Instructions for the task — Copy each line below in which the string "Riders" occurs.

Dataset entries
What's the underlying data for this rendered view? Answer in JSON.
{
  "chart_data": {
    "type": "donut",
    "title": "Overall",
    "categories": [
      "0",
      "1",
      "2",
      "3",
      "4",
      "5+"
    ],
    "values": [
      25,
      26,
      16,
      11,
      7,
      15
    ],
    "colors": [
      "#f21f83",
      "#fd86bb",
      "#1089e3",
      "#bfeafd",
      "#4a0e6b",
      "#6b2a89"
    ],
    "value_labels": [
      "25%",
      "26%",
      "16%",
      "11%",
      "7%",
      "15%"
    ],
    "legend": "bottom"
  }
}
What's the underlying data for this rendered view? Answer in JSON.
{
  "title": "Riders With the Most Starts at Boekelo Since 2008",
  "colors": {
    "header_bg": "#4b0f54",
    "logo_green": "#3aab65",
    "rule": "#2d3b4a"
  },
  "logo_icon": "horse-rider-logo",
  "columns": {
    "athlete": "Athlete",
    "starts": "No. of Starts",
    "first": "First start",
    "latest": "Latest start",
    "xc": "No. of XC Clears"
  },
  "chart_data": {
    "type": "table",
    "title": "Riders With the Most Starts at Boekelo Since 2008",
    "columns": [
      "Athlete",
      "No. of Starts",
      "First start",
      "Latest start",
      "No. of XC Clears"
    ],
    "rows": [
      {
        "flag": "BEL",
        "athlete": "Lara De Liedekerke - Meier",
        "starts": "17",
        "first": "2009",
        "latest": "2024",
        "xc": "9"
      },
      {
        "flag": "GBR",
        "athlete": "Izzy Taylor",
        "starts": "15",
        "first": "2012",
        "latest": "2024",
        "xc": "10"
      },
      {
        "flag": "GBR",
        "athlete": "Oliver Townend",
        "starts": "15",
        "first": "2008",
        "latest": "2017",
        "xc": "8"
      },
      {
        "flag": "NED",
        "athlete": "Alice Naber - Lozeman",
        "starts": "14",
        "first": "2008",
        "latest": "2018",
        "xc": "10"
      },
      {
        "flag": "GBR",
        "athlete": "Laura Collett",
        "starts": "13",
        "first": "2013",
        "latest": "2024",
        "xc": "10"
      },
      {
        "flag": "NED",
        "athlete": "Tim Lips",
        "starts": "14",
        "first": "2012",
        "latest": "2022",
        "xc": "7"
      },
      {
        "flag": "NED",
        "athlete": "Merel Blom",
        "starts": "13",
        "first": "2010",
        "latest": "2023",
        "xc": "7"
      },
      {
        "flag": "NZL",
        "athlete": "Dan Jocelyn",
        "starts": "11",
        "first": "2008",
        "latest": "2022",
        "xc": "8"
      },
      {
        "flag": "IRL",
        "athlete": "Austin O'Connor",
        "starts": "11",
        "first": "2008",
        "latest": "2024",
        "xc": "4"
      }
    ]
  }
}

Written response —
  "title": "Riders With the Most Starts at Boekelo Since 2008",
    "title": "Riders With the Most Starts at Boekelo Since 2008",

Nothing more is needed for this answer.